Excerpts from a figure dataset
+++++

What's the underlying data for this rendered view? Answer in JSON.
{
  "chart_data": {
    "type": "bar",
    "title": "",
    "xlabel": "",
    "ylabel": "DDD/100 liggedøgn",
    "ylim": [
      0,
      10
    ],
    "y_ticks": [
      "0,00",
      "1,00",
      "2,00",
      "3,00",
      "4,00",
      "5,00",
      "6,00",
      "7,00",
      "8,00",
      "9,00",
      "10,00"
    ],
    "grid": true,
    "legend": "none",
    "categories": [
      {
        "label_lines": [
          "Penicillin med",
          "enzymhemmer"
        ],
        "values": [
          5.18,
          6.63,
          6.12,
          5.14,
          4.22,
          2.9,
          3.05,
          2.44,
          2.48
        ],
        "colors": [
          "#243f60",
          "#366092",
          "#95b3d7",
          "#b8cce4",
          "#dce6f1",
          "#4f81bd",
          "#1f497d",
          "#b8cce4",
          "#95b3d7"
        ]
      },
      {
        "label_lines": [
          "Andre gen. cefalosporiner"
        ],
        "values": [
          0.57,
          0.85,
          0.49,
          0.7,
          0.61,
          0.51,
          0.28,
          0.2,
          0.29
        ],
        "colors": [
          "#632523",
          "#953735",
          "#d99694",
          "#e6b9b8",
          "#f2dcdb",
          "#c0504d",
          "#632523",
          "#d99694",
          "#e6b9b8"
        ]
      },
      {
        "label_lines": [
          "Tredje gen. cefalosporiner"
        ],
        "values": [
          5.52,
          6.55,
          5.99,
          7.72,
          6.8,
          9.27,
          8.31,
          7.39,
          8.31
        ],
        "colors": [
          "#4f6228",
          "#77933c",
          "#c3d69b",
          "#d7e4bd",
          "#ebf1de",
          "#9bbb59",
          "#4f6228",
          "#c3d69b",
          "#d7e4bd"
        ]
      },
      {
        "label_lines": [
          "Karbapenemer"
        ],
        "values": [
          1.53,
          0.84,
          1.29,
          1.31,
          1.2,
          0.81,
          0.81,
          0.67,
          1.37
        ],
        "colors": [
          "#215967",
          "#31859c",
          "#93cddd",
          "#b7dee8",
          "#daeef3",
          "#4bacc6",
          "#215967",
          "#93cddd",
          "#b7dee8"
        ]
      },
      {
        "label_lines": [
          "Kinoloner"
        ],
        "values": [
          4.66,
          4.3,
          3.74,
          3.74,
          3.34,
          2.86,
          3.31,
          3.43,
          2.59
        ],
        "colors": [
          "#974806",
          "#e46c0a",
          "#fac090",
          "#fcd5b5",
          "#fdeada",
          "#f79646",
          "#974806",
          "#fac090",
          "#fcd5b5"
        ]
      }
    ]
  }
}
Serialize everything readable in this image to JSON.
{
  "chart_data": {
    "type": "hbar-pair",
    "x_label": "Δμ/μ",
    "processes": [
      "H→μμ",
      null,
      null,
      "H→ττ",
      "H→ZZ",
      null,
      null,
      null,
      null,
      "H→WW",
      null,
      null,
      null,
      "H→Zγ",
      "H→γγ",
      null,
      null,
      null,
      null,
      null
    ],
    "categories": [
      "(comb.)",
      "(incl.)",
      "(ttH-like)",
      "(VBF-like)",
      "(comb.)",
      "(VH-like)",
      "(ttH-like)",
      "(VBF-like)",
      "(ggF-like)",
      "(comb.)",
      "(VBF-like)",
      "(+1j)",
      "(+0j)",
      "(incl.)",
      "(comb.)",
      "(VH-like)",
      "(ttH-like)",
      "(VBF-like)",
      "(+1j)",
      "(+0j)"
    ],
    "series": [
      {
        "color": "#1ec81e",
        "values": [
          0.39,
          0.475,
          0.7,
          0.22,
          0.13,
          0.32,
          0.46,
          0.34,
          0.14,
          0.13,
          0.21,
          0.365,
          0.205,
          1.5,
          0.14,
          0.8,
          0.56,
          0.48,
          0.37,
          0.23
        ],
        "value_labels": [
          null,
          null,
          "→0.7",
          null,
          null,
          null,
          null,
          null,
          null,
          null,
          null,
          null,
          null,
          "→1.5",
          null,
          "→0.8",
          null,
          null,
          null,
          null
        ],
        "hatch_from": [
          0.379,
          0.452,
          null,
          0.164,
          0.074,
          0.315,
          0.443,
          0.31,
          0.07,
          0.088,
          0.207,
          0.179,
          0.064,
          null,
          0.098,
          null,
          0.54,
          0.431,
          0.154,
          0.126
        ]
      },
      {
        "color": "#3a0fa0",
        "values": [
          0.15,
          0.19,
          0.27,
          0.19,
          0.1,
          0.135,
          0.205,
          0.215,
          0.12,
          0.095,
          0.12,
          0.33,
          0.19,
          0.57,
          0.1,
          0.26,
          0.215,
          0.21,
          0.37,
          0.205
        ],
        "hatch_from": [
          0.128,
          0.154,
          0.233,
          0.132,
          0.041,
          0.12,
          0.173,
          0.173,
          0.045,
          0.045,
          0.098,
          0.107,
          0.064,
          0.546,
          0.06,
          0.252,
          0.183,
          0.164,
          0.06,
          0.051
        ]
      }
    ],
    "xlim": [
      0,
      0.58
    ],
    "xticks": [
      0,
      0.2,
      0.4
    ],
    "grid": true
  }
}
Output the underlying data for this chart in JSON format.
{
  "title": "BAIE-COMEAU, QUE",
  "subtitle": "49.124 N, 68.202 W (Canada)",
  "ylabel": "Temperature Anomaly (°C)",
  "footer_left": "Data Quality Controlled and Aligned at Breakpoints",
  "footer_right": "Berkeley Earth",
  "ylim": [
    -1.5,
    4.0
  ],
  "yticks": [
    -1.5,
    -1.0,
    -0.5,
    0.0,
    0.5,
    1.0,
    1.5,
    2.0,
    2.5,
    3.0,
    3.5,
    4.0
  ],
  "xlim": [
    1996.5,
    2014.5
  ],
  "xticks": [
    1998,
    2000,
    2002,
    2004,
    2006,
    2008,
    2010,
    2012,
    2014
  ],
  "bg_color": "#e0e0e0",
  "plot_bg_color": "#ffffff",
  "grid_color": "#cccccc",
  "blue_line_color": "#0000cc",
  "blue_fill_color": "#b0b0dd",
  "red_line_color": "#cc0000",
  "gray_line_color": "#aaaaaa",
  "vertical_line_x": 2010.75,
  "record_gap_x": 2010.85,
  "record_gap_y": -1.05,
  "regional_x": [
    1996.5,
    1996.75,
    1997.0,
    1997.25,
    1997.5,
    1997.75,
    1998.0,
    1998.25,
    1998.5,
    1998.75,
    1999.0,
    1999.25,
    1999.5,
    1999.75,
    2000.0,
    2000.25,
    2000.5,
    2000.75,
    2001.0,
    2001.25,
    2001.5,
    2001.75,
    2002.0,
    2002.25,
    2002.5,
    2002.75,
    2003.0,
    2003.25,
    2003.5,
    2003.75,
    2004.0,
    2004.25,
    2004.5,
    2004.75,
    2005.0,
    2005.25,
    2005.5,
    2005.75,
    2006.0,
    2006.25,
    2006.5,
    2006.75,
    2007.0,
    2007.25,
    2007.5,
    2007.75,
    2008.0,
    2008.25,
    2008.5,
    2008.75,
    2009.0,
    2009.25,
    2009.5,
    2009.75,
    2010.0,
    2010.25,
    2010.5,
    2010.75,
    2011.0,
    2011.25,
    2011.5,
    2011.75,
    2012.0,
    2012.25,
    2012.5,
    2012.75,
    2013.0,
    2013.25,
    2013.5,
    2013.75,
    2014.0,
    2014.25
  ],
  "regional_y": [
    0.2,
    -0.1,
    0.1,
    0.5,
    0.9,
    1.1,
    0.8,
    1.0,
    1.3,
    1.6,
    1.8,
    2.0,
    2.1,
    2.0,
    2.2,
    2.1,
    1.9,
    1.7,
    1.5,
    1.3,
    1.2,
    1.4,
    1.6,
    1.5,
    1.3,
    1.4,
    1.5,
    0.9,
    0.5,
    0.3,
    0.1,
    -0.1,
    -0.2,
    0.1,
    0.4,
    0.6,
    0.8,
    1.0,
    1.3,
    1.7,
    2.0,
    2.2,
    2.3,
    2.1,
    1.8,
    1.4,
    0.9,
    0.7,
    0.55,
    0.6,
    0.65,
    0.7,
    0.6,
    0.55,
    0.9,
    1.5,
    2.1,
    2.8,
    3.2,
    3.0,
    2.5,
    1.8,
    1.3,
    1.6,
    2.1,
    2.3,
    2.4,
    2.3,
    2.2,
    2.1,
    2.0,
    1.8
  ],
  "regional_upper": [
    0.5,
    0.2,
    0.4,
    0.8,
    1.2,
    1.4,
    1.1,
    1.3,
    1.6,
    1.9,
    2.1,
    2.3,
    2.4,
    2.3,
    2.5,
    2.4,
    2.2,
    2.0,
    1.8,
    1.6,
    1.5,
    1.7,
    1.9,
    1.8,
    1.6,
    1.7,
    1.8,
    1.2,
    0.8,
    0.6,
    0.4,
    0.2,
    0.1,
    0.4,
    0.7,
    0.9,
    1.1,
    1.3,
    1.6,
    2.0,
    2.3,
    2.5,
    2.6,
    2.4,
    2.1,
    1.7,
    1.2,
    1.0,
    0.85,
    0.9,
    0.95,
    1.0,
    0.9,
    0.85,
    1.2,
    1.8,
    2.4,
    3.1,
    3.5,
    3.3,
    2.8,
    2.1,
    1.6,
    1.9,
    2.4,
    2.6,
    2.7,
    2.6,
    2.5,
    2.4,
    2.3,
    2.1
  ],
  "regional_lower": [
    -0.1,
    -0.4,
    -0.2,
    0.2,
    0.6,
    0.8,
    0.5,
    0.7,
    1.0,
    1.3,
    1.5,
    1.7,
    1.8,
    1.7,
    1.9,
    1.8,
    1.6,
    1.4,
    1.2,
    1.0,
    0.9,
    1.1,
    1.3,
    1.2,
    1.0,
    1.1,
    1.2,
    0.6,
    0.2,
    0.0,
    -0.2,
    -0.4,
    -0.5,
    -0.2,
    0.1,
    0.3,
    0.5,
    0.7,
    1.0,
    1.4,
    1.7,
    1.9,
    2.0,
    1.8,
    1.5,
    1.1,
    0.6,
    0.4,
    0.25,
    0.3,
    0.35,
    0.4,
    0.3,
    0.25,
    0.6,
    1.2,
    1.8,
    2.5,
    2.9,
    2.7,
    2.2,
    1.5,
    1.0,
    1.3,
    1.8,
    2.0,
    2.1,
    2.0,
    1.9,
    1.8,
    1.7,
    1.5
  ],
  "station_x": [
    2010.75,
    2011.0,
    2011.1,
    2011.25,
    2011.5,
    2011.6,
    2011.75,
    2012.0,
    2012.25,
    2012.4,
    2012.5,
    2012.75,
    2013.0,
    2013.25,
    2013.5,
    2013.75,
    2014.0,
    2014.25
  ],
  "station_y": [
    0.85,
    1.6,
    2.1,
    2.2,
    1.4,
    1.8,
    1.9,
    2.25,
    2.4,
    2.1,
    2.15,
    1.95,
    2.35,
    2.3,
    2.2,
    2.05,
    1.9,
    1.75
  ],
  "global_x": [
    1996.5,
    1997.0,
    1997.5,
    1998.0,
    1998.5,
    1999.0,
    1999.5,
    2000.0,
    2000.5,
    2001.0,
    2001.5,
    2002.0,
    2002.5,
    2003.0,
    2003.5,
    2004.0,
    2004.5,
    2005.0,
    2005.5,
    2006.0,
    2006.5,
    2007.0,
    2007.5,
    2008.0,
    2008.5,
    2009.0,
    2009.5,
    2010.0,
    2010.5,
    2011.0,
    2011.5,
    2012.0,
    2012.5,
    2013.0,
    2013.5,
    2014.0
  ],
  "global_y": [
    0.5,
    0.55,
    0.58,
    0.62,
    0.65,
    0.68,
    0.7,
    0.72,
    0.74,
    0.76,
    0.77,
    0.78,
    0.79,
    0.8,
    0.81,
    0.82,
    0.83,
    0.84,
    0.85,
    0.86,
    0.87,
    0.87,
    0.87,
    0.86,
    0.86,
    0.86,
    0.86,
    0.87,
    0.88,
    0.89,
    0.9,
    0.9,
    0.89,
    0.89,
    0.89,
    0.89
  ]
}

+++++

■ **EXERCISE**:
Select every line above that contains the word "this", and copy it.

■ **EXERCISE RESPONSE**:
What's the underlying data for this rendered view? Answer in JSON.
Serialize everything readable in this image to JSON.
Output the underlying data for this chart in JSON format.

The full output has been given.